Each record below is to be copied word for word, with pictures removed.

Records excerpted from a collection
======
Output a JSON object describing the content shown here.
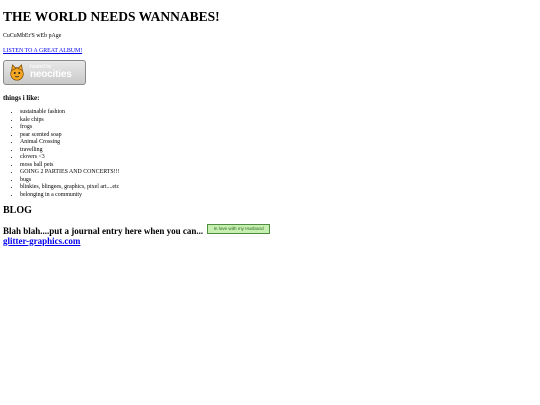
{
  "page": {
    "title": "THE WORLD NEEDS WANNABES!",
    "subtitle": "CuCuMbEr'S wEb pAge",
    "album_link": "LISTEN TO A GREAT ALBUM!"
  },
  "badge": {
    "small_text": "hosted by",
    "brand_text": "neocities",
    "icon": "cat-icon"
  },
  "likes": {
    "heading": "things i like:",
    "items": [
      "sustainable fashion",
      "kale chips",
      "frogs",
      "pear scented soap",
      "Animal Crossing",
      "travelling",
      "clovers <3",
      "moss ball pets",
      "GOING 2 PARTIES AND CONCERTS!!!",
      "bugs",
      "blinkies, blingees, graphics, pixel art....etc",
      "belonging in a community"
    ]
  },
  "blog": {
    "heading": "BLOG",
    "entry_text": "Blah blah....put a journal entry here when you can...",
    "sticker_text": "In love with my Husband",
    "glitter_link": "glitter-graphics.com"
  },
  "colors": {
    "link": "#0000ee",
    "sticker_bg": "#c7efb1",
    "sticker_text": "#2b6a20"
  }
}
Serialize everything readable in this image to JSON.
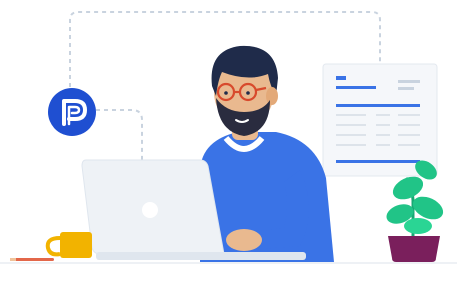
{
  "scene": {
    "brand_badge_icon": "p-logo-icon",
    "colors": {
      "badge": "#1f4fd1",
      "shirt": "#3a73e6",
      "hair": "#1f2b4a",
      "skin": "#e9b98f",
      "beard": "#2a2c3f",
      "glasses": "#d84a2c",
      "mug": "#f2b300",
      "plant_leaf": "#21c487",
      "pot": "#7a1f5c",
      "laptop": "#eef2f6",
      "document_accent": "#3a73e6",
      "dotted_path": "#c9d3df"
    }
  }
}
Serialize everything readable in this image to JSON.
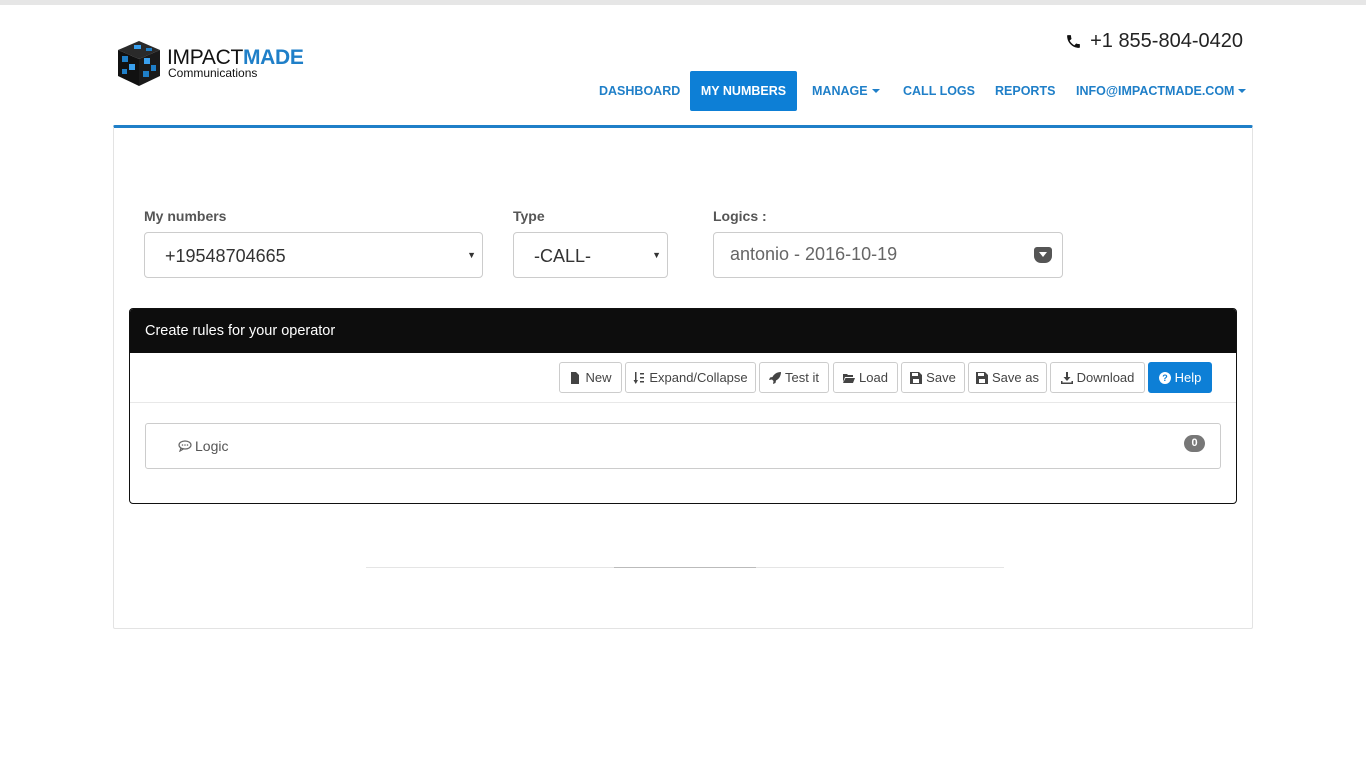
{
  "brand": {
    "logo_main_a": "IMPACT",
    "logo_main_b": "MADE",
    "logo_sub": "Communications",
    "accent_color": "#1f7fc8"
  },
  "header": {
    "phone": "+1 855-804-0420",
    "phone_icon": "phone-icon"
  },
  "nav": {
    "items": [
      {
        "label": "DASHBOARD"
      },
      {
        "label": "MY NUMBERS",
        "active": true
      },
      {
        "label": "MANAGE",
        "dropdown": true
      },
      {
        "label": "CALL LOGS"
      },
      {
        "label": "REPORTS"
      },
      {
        "label": "INFO@IMPACTMADE.COM",
        "dropdown": true
      }
    ]
  },
  "form": {
    "my_numbers": {
      "label": "My numbers",
      "value": "+19548704665"
    },
    "type": {
      "label": "Type",
      "value": "-CALL-"
    },
    "logics": {
      "label": "Logics :",
      "value": "antonio - 2016-10-19"
    }
  },
  "panel": {
    "title": "Create rules for your operator",
    "toolbar": [
      {
        "label": "New",
        "icon": "file-icon"
      },
      {
        "label": "Expand/Collapse",
        "icon": "sort-icon"
      },
      {
        "label": "Test it",
        "icon": "rocket-icon"
      },
      {
        "label": "Load",
        "icon": "folder-open-icon"
      },
      {
        "label": "Save",
        "icon": "floppy-icon"
      },
      {
        "label": "Save as",
        "icon": "floppy-icon"
      },
      {
        "label": "Download",
        "icon": "download-icon"
      },
      {
        "label": "Help",
        "icon": "question-circle-icon"
      }
    ],
    "logic_item": {
      "label": "Logic",
      "count": "0"
    }
  }
}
======
◆ **The response**
Output a JSON object describing the content shown here.
{
  "page": {
    "title": "THE WORLD NEEDS WANNABES!",
    "subtitle": "CuCuMbEr'S wEb pAge",
    "album_link": "LISTEN TO A GREAT ALBUM!"
  },
  "badge": {
    "small_text": "hosted by",
    "brand_text": "neocities",
    "icon": "cat-icon"
  },
  "likes": {
    "heading": "things i like:",
    "items": [
      "sustainable fashion",
      "kale chips",
      "frogs",
      "pear scented soap",
      "Animal Crossing",
      "travelling",
      "clovers <3",
      "moss ball pets",
      "GOING 2 PARTIES AND CONCERTS!!!",
      "bugs",
      "blinkies, blingees, graphics, pixel art....etc",
      "belonging in a community"
    ]
  },
  "blog": {
    "heading": "BLOG",
    "entry_text": "Blah blah....put a journal entry here when you can...",
    "sticker_text": "In love with my Husband",
    "glitter_link": "glitter-graphics.com"
  },
  "colors": {
    "link": "#0000ee",
    "sticker_bg": "#c7efb1",
    "sticker_text": "#2b6a20"
  }
}
Serialize everything readable in this image to JSON.
{
  "scene": {
    "brand_badge_icon": "p-logo-icon",
    "colors": {
      "badge": "#1f4fd1",
      "shirt": "#3a73e6",
      "hair": "#1f2b4a",
      "skin": "#e9b98f",
      "beard": "#2a2c3f",
      "glasses": "#d84a2c",
      "mug": "#f2b300",
      "plant_leaf": "#21c487",
      "pot": "#7a1f5c",
      "laptop": "#eef2f6",
      "document_accent": "#3a73e6",
      "dotted_path": "#c9d3df"
    }
  }
}
Serialize everything readable in this image to JSON.
{
  "brand": {
    "logo_main_a": "IMPACT",
    "logo_main_b": "MADE",
    "logo_sub": "Communications",
    "accent_color": "#1f7fc8"
  },
  "header": {
    "phone": "+1 855-804-0420",
    "phone_icon": "phone-icon"
  },
  "nav": {
    "items": [
      {
        "label": "DASHBOARD"
      },
      {
        "label": "MY NUMBERS",
        "active": true
      },
      {
        "label": "MANAGE",
        "dropdown": true
      },
      {
        "label": "CALL LOGS"
      },
      {
        "label": "REPORTS"
      },
      {
        "label": "INFO@IMPACTMADE.COM",
        "dropdown": true
      }
    ]
  },
  "form": {
    "my_numbers": {
      "label": "My numbers",
      "value": "+19548704665"
    },
    "type": {
      "label": "Type",
      "value": "-CALL-"
    },
    "logics": {
      "label": "Logics :",
      "value": "antonio - 2016-10-19"
    }
  },
  "panel": {
    "title": "Create rules for your operator",
    "toolbar": [
      {
        "label": "New",
        "icon": "file-icon"
      },
      {
        "label": "Expand/Collapse",
        "icon": "sort-icon"
      },
      {
        "label": "Test it",
        "icon": "rocket-icon"
      },
      {
        "label": "Load",
        "icon": "folder-open-icon"
      },
      {
        "label": "Save",
        "icon": "floppy-icon"
      },
      {
        "label": "Save as",
        "icon": "floppy-icon"
      },
      {
        "label": "Download",
        "icon": "download-icon"
      },
      {
        "label": "Help",
        "icon": "question-circle-icon"
      }
    ],
    "logic_item": {
      "label": "Logic",
      "count": "0"
    }
  }
}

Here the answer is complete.